*EXERCISE TASK:*
Extract, from the records beneath this instruction, each line that contains the word "values".

#### INPUT FOR THIS TASK

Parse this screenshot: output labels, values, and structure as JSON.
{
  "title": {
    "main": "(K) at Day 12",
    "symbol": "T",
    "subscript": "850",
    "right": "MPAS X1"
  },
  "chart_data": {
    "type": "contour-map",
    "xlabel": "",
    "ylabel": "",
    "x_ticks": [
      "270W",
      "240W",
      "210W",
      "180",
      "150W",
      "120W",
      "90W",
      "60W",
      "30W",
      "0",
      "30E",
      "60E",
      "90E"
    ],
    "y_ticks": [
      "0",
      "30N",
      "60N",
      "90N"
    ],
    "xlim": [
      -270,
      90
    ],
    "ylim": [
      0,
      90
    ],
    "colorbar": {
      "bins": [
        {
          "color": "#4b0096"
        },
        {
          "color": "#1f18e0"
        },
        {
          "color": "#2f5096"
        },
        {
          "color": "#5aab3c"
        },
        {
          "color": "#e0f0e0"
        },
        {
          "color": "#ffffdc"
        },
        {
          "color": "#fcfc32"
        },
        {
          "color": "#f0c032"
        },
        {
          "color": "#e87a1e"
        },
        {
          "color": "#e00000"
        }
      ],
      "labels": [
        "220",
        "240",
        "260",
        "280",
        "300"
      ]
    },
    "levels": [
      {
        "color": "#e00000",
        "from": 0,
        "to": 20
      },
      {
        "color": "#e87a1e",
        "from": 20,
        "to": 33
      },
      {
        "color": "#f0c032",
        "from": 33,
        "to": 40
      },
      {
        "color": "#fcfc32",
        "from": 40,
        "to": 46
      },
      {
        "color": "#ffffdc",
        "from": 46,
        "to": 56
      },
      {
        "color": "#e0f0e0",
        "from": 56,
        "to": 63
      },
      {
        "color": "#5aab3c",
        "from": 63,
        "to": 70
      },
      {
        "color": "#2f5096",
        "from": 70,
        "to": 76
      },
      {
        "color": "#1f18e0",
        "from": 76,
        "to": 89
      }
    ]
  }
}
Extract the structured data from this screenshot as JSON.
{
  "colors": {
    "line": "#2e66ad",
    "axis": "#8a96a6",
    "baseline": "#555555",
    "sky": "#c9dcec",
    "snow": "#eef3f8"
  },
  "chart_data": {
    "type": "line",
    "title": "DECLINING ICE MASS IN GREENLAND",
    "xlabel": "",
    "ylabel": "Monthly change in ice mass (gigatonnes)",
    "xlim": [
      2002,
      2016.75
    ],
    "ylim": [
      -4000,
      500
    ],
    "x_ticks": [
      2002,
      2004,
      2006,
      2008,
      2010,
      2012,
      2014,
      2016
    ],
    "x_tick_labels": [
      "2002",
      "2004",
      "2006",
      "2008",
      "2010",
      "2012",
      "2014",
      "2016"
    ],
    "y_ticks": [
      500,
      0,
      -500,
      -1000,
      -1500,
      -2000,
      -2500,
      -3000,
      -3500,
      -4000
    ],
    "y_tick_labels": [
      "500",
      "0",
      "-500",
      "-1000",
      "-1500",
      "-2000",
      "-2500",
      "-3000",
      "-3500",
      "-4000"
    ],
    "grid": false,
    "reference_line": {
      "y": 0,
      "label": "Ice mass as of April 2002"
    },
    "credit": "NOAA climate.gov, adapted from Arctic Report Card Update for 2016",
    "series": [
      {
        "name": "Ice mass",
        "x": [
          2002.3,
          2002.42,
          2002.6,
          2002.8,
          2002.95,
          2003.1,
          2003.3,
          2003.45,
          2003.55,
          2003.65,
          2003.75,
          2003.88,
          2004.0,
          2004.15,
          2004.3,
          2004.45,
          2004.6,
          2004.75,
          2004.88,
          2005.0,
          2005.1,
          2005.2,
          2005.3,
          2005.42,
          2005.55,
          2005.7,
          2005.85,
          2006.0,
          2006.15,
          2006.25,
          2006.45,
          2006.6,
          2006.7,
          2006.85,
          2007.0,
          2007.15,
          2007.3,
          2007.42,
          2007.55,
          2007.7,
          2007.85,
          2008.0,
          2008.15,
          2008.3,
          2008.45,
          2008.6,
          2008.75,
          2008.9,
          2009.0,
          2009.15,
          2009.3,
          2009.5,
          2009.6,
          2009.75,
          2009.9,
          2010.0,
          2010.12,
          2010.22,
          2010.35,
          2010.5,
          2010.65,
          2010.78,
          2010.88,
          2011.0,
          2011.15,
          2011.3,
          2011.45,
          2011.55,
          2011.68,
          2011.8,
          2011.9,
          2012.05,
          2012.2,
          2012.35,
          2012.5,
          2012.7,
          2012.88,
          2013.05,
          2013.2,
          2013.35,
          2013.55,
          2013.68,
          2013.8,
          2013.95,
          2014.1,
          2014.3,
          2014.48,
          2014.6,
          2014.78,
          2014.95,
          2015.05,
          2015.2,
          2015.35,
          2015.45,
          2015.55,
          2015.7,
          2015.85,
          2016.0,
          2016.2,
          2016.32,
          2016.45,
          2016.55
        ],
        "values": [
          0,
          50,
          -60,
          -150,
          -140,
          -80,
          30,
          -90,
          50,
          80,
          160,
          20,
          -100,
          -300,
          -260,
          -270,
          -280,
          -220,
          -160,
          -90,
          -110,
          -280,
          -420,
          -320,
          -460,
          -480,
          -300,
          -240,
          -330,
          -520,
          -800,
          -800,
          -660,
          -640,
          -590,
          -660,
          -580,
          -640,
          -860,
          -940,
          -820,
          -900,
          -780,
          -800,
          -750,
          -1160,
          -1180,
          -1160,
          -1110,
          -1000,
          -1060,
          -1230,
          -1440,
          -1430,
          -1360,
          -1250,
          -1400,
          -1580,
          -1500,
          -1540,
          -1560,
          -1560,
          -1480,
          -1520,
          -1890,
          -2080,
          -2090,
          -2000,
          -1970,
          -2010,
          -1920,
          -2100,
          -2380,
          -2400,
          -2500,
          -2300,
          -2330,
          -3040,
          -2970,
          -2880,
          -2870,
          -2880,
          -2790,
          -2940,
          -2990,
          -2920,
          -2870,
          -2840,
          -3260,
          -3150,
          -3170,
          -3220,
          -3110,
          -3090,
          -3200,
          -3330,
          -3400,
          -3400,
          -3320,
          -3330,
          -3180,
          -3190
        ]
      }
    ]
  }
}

########

*SOLVED PROBLEM:*
Parse this screenshot: output labels, values, and structure as JSON.
        "values": [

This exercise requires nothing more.